(Records about charts and figures)
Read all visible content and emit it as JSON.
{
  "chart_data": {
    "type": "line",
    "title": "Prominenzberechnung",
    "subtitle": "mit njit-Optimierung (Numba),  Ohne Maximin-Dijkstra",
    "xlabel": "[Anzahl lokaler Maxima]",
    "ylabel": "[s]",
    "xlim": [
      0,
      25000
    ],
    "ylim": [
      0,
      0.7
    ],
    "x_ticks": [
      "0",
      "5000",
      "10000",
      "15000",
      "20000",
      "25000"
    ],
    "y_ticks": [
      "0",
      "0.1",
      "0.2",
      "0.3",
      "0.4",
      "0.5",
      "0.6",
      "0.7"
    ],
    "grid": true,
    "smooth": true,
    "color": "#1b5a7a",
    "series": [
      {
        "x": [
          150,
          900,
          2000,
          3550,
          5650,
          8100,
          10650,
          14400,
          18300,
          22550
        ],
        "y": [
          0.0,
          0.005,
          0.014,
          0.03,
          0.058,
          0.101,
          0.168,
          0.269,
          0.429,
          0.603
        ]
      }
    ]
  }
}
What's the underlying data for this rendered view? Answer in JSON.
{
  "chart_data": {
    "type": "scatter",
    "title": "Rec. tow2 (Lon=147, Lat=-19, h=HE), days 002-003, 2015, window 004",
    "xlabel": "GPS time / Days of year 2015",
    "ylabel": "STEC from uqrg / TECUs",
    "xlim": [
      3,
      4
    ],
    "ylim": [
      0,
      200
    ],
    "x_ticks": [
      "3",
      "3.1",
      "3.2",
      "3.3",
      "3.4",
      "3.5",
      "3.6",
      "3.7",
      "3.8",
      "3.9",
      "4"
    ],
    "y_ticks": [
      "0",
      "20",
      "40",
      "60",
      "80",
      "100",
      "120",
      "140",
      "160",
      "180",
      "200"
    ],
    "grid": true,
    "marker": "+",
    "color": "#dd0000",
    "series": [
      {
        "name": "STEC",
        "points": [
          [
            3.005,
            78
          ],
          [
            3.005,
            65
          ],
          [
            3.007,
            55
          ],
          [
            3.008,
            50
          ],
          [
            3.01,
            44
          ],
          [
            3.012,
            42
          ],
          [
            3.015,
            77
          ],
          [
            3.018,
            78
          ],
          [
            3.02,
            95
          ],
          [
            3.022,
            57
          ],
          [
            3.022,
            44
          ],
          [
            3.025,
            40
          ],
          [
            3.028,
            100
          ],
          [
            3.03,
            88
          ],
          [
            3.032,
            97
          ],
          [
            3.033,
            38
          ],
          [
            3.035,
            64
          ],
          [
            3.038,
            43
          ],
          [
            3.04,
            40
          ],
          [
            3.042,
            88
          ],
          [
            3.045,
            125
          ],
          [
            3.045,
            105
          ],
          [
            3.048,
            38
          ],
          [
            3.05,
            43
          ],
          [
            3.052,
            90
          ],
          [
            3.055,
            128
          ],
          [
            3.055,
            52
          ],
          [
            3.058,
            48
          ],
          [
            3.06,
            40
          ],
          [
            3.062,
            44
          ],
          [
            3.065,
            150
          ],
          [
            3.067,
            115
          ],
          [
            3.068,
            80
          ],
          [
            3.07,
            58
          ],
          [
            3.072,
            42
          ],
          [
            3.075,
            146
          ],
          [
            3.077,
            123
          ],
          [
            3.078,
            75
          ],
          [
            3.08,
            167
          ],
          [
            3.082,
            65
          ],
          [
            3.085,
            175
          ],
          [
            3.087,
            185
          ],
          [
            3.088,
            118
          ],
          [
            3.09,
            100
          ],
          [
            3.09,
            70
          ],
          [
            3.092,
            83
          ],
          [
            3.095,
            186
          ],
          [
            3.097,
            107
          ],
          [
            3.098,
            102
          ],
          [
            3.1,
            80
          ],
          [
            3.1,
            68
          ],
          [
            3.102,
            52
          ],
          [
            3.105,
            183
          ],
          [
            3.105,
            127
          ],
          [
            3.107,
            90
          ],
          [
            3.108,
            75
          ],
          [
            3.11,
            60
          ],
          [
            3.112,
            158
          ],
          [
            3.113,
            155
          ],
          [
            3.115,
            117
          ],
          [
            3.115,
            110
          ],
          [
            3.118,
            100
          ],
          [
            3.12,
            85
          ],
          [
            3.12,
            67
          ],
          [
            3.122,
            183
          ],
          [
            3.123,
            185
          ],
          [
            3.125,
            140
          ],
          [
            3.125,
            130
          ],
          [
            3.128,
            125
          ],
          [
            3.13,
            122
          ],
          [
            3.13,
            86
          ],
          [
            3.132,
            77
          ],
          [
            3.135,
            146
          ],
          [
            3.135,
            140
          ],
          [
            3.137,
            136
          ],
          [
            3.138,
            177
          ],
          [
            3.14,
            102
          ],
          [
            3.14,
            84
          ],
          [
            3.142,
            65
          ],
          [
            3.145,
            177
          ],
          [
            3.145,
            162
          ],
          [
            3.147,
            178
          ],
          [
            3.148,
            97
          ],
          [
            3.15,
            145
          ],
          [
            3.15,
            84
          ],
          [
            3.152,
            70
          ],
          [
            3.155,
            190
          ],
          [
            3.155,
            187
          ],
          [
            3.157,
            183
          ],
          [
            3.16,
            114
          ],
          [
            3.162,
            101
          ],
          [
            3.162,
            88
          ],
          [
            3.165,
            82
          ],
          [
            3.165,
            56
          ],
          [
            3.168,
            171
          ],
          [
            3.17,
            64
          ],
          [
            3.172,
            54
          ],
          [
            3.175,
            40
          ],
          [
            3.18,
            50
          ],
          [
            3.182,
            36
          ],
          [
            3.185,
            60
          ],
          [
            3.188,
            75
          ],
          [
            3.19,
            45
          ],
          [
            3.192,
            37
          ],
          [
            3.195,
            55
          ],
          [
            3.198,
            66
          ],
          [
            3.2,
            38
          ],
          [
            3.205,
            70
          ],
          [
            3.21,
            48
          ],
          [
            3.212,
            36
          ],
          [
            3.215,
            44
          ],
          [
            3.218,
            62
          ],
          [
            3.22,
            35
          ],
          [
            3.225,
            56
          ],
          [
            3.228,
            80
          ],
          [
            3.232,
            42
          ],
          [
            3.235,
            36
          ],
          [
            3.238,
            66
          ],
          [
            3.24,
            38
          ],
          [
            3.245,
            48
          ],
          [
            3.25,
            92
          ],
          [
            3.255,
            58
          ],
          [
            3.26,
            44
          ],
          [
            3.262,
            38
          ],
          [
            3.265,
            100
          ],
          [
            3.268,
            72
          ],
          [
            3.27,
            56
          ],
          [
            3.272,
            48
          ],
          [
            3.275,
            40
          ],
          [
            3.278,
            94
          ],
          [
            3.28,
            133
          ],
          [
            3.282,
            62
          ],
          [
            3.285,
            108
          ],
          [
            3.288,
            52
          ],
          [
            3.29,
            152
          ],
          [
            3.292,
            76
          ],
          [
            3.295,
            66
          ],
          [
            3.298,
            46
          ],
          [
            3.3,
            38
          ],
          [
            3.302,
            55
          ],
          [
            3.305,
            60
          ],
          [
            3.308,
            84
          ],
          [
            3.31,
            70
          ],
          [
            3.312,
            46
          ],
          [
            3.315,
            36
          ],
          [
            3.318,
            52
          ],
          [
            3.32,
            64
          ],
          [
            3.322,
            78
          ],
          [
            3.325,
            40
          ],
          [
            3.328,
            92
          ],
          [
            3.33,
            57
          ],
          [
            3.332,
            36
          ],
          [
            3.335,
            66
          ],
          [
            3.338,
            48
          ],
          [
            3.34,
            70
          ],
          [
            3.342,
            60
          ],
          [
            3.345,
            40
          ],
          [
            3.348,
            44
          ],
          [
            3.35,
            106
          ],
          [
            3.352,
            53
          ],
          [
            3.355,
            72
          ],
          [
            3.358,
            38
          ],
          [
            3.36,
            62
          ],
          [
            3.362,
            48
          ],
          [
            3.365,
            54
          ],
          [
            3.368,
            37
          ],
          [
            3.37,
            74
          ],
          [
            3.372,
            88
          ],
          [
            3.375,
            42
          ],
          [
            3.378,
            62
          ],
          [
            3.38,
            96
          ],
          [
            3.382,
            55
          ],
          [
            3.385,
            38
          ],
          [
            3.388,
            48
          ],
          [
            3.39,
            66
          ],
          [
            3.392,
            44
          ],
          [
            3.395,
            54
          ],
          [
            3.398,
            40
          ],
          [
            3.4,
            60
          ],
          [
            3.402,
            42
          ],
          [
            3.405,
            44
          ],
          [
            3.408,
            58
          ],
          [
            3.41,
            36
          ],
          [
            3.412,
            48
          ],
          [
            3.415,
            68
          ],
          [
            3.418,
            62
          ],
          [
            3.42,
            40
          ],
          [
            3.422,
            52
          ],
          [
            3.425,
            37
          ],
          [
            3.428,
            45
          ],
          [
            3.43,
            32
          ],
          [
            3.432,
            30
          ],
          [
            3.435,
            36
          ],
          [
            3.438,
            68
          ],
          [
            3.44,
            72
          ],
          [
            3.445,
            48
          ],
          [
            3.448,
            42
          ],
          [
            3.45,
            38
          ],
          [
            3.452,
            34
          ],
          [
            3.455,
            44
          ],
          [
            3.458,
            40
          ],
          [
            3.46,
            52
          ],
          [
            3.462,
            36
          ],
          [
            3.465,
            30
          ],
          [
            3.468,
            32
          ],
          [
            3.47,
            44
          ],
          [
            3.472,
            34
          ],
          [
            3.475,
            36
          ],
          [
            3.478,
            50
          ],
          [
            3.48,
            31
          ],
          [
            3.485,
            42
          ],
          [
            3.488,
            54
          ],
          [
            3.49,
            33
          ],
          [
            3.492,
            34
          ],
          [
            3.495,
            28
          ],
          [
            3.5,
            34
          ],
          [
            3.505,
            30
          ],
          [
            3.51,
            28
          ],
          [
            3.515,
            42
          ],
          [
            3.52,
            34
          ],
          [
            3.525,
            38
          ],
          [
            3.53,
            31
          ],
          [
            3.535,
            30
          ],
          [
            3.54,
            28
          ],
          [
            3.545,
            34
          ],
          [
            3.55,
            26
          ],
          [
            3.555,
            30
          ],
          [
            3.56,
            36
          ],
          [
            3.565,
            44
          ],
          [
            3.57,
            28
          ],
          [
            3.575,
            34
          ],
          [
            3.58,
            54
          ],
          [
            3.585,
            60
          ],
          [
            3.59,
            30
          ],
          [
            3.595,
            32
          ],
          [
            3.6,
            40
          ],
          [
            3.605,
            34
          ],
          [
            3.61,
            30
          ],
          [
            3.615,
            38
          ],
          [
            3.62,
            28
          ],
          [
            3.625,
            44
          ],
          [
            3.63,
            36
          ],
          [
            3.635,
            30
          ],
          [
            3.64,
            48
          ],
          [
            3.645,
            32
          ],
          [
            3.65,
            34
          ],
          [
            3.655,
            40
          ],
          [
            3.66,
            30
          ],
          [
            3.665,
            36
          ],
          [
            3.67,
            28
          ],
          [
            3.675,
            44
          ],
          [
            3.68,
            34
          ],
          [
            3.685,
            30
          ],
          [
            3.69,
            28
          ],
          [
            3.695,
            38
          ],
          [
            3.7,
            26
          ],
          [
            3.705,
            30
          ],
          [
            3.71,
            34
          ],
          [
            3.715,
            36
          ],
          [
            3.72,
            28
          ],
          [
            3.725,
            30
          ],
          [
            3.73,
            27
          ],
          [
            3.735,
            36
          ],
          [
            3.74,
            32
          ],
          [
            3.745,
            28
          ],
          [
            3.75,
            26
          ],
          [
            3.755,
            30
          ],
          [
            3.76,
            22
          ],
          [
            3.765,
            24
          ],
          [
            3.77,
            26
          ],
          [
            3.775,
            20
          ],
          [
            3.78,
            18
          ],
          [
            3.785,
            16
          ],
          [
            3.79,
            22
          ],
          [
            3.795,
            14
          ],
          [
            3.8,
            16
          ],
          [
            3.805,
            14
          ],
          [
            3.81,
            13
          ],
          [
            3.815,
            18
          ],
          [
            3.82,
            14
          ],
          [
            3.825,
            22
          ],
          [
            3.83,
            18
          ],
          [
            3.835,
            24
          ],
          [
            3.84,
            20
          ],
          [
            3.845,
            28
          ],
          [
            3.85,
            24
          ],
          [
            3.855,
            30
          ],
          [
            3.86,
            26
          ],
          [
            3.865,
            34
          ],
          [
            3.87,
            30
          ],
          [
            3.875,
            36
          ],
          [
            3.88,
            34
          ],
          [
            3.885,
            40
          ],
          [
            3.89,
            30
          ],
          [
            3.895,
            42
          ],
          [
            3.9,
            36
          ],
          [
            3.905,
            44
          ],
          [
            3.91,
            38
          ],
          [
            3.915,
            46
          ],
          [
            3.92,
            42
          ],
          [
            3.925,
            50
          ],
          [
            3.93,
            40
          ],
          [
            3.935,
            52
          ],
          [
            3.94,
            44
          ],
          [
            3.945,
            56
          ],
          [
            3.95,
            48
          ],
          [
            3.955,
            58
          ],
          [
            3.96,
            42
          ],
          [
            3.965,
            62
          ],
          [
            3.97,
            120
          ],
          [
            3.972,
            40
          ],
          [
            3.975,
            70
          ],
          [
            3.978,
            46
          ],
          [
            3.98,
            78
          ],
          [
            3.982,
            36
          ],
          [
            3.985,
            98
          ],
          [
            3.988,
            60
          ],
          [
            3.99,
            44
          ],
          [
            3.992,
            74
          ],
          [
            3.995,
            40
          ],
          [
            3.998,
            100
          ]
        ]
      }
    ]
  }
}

**What you need to do**
What is the number of lines in this listing that contain the word "ylabel"? Answer with that number and nothing else.

**The answer**
2